**Task instructions**.
Word for word, quote all of the material, omitting the pictures.

**** Information shown

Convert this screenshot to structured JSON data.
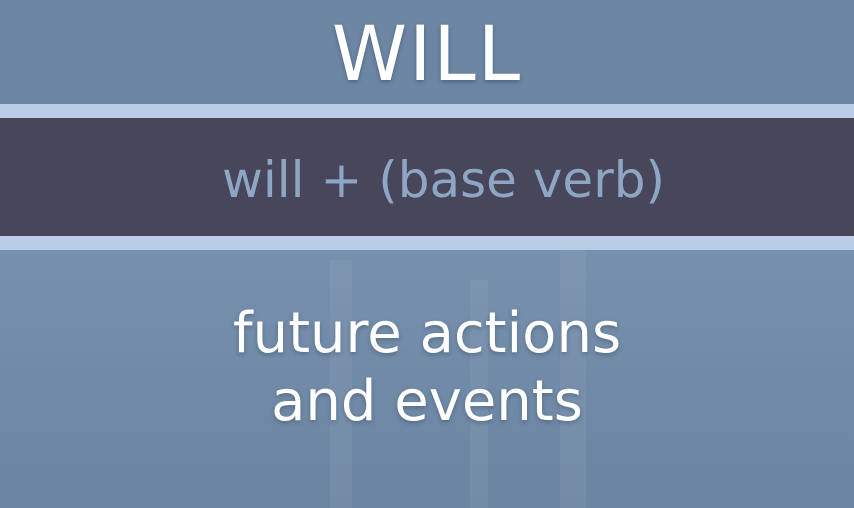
{
  "heading": "WILL",
  "formula": "will + (base verb)",
  "description": {
    "line1": "future actions",
    "line2": "and events"
  }
}
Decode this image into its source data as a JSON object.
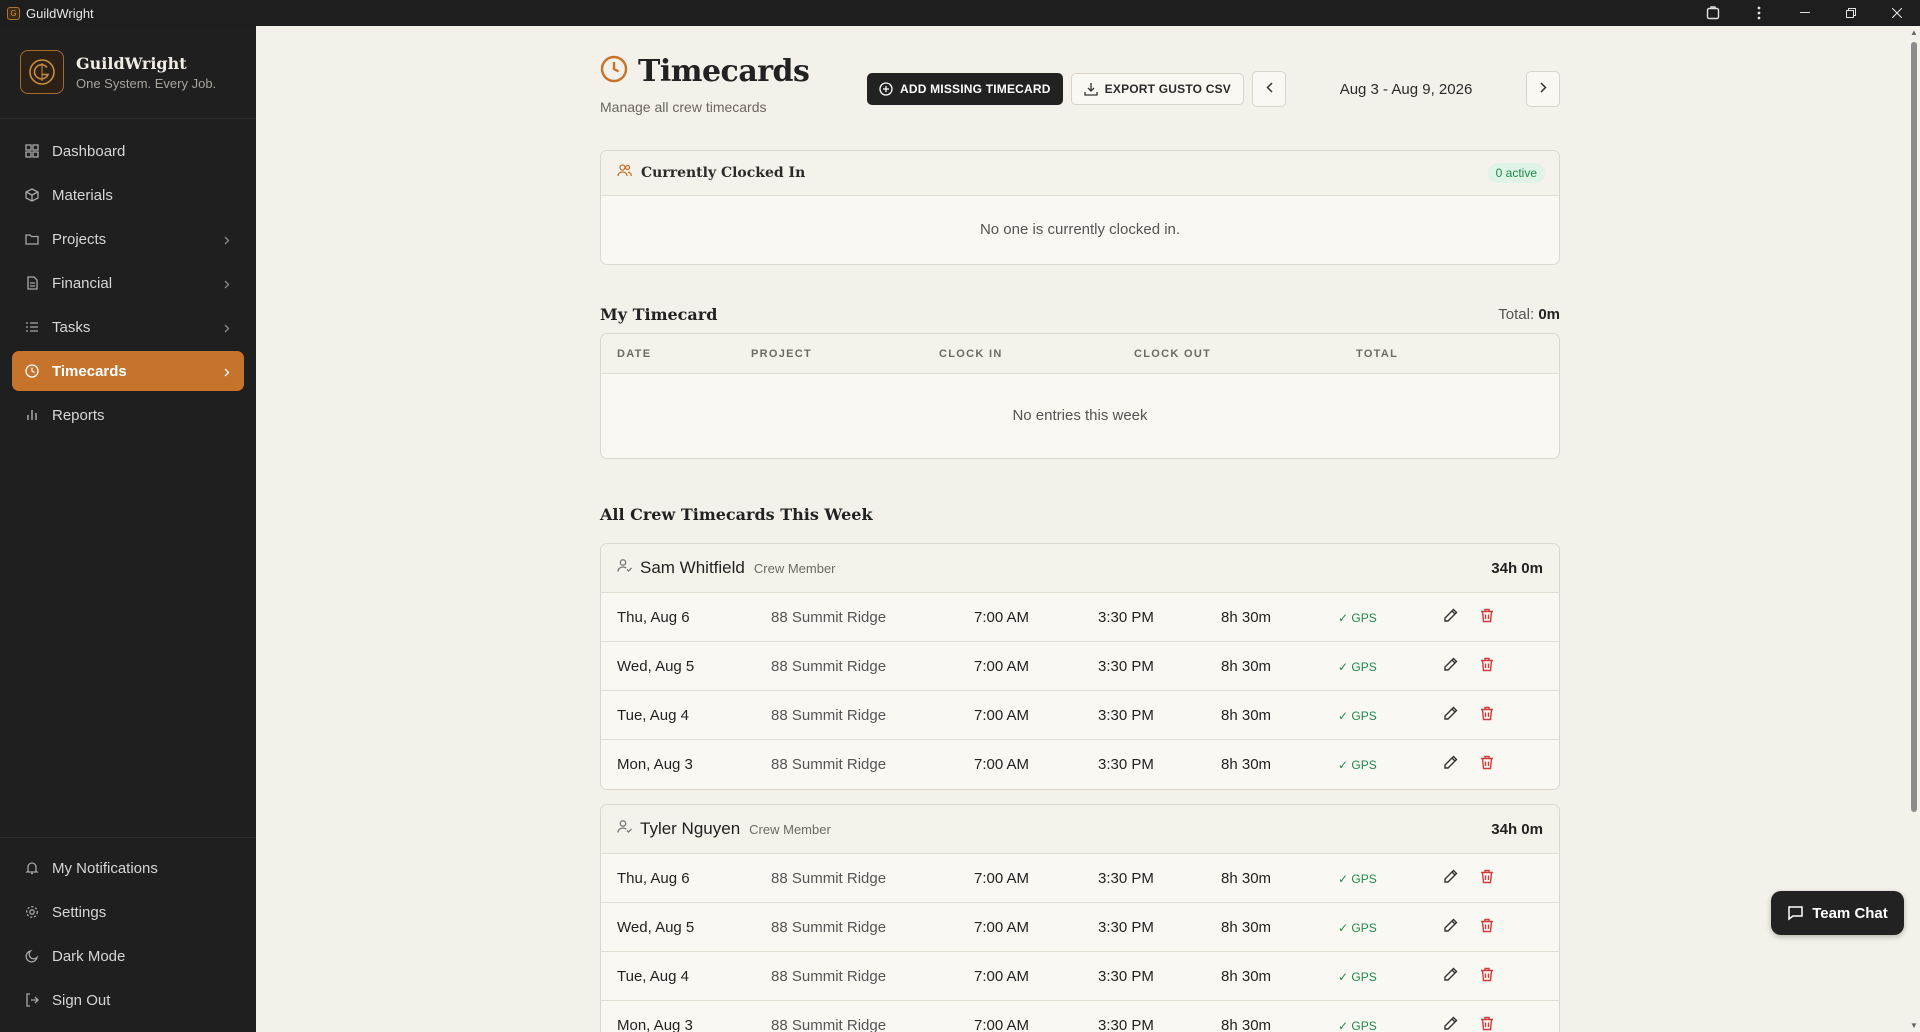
{
  "window": {
    "title": "GuildWright"
  },
  "brand": {
    "name": "GuildWright",
    "tagline": "One System. Every Job."
  },
  "nav": {
    "items": [
      {
        "label": "Dashboard",
        "icon": "dashboard-icon"
      },
      {
        "label": "Materials",
        "icon": "box-icon"
      },
      {
        "label": "Projects",
        "icon": "folder-icon"
      },
      {
        "label": "Financial",
        "icon": "document-icon"
      },
      {
        "label": "Tasks",
        "icon": "list-icon"
      },
      {
        "label": "Timecards",
        "icon": "clock-icon",
        "active": true
      },
      {
        "label": "Reports",
        "icon": "bar-chart-icon"
      }
    ],
    "bottom": [
      {
        "label": "My Notifications",
        "icon": "bell-icon"
      },
      {
        "label": "Settings",
        "icon": "gear-icon"
      },
      {
        "label": "Dark Mode",
        "icon": "moon-icon"
      },
      {
        "label": "Sign Out",
        "icon": "sign-out-icon"
      }
    ]
  },
  "page": {
    "title": "Timecards",
    "subtitle": "Manage all crew timecards",
    "add_missing_label": "ADD MISSING TIMECARD",
    "export_label": "EXPORT GUSTO CSV",
    "date_range": "Aug 3 - Aug 9, 2026"
  },
  "clocked_in": {
    "title": "Currently Clocked In",
    "badge": "0 active",
    "empty": "No one is currently clocked in."
  },
  "my_timecard": {
    "title": "My Timecard",
    "total_label": "Total:",
    "total_value": "0m",
    "columns": [
      "DATE",
      "PROJECT",
      "CLOCK IN",
      "CLOCK OUT",
      "TOTAL"
    ],
    "empty": "No entries this week"
  },
  "crew_section": {
    "title": "All Crew Timecards This Week",
    "gps_label": "✓ GPS",
    "members": [
      {
        "name": "Sam Whitfield",
        "role": "Crew Member",
        "total": "34h 0m",
        "entries": [
          {
            "date": "Thu, Aug 6",
            "project": "88 Summit Ridge",
            "clock_in": "7:00 AM",
            "clock_out": "3:30 PM",
            "total": "8h 30m"
          },
          {
            "date": "Wed, Aug 5",
            "project": "88 Summit Ridge",
            "clock_in": "7:00 AM",
            "clock_out": "3:30 PM",
            "total": "8h 30m"
          },
          {
            "date": "Tue, Aug 4",
            "project": "88 Summit Ridge",
            "clock_in": "7:00 AM",
            "clock_out": "3:30 PM",
            "total": "8h 30m"
          },
          {
            "date": "Mon, Aug 3",
            "project": "88 Summit Ridge",
            "clock_in": "7:00 AM",
            "clock_out": "3:30 PM",
            "total": "8h 30m"
          }
        ]
      },
      {
        "name": "Tyler Nguyen",
        "role": "Crew Member",
        "total": "34h 0m",
        "entries": [
          {
            "date": "Thu, Aug 6",
            "project": "88 Summit Ridge",
            "clock_in": "7:00 AM",
            "clock_out": "3:30 PM",
            "total": "8h 30m"
          },
          {
            "date": "Wed, Aug 5",
            "project": "88 Summit Ridge",
            "clock_in": "7:00 AM",
            "clock_out": "3:30 PM",
            "total": "8h 30m"
          },
          {
            "date": "Tue, Aug 4",
            "project": "88 Summit Ridge",
            "clock_in": "7:00 AM",
            "clock_out": "3:30 PM",
            "total": "8h 30m"
          },
          {
            "date": "Mon, Aug 3",
            "project": "88 Summit Ridge",
            "clock_in": "7:00 AM",
            "clock_out": "3:30 PM",
            "total": "8h 30m"
          }
        ]
      }
    ]
  },
  "team_chat": {
    "label": "Team Chat"
  },
  "colors": {
    "accent": "#c6732b",
    "sidebar_bg": "#1f1f1f",
    "page_bg": "#f4f1ea",
    "gps_green": "#1f8a4c",
    "delete_red": "#d23b3b"
  }
}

********

**Finished exercise**.
Convert this screenshot to structured JSON data.
{
  "heading": "WILL",
  "formula": "will + (base verb)",
  "description": {
    "line1": "future actions",
    "line2": "and events"
  }
}
Decode this image into its source data as a JSON object.
{
  "window": {
    "title": "GuildWright"
  },
  "brand": {
    "name": "GuildWright",
    "tagline": "One System. Every Job."
  },
  "nav": {
    "items": [
      {
        "label": "Dashboard",
        "icon": "dashboard-icon"
      },
      {
        "label": "Materials",
        "icon": "box-icon"
      },
      {
        "label": "Projects",
        "icon": "folder-icon"
      },
      {
        "label": "Financial",
        "icon": "document-icon"
      },
      {
        "label": "Tasks",
        "icon": "list-icon"
      },
      {
        "label": "Timecards",
        "icon": "clock-icon",
        "active": true
      },
      {
        "label": "Reports",
        "icon": "bar-chart-icon"
      }
    ],
    "bottom": [
      {
        "label": "My Notifications",
        "icon": "bell-icon"
      },
      {
        "label": "Settings",
        "icon": "gear-icon"
      },
      {
        "label": "Dark Mode",
        "icon": "moon-icon"
      },
      {
        "label": "Sign Out",
        "icon": "sign-out-icon"
      }
    ]
  },
  "page": {
    "title": "Timecards",
    "subtitle": "Manage all crew timecards",
    "add_missing_label": "ADD MISSING TIMECARD",
    "export_label": "EXPORT GUSTO CSV",
    "date_range": "Aug 3 - Aug 9, 2026"
  },
  "clocked_in": {
    "title": "Currently Clocked In",
    "badge": "0 active",
    "empty": "No one is currently clocked in."
  },
  "my_timecard": {
    "title": "My Timecard",
    "total_label": "Total:",
    "total_value": "0m",
    "columns": [
      "DATE",
      "PROJECT",
      "CLOCK IN",
      "CLOCK OUT",
      "TOTAL"
    ],
    "empty": "No entries this week"
  },
  "crew_section": {
    "title": "All Crew Timecards This Week",
    "gps_label": "✓ GPS",
    "members": [
      {
        "name": "Sam Whitfield",
        "role": "Crew Member",
        "total": "34h 0m",
        "entries": [
          {
            "date": "Thu, Aug 6",
            "project": "88 Summit Ridge",
            "clock_in": "7:00 AM",
            "clock_out": "3:30 PM",
            "total": "8h 30m"
          },
          {
            "date": "Wed, Aug 5",
            "project": "88 Summit Ridge",
            "clock_in": "7:00 AM",
            "clock_out": "3:30 PM",
            "total": "8h 30m"
          },
          {
            "date": "Tue, Aug 4",
            "project": "88 Summit Ridge",
            "clock_in": "7:00 AM",
            "clock_out": "3:30 PM",
            "total": "8h 30m"
          },
          {
            "date": "Mon, Aug 3",
            "project": "88 Summit Ridge",
            "clock_in": "7:00 AM",
            "clock_out": "3:30 PM",
            "total": "8h 30m"
          }
        ]
      },
      {
        "name": "Tyler Nguyen",
        "role": "Crew Member",
        "total": "34h 0m",
        "entries": [
          {
            "date": "Thu, Aug 6",
            "project": "88 Summit Ridge",
            "clock_in": "7:00 AM",
            "clock_out": "3:30 PM",
            "total": "8h 30m"
          },
          {
            "date": "Wed, Aug 5",
            "project": "88 Summit Ridge",
            "clock_in": "7:00 AM",
            "clock_out": "3:30 PM",
            "total": "8h 30m"
          },
          {
            "date": "Tue, Aug 4",
            "project": "88 Summit Ridge",
            "clock_in": "7:00 AM",
            "clock_out": "3:30 PM",
            "total": "8h 30m"
          },
          {
            "date": "Mon, Aug 3",
            "project": "88 Summit Ridge",
            "clock_in": "7:00 AM",
            "clock_out": "3:30 PM",
            "total": "8h 30m"
          }
        ]
      }
    ]
  },
  "team_chat": {
    "label": "Team Chat"
  },
  "colors": {
    "accent": "#c6732b",
    "sidebar_bg": "#1f1f1f",
    "page_bg": "#f4f1ea",
    "gps_green": "#1f8a4c",
    "delete_red": "#d23b3b"
  }
}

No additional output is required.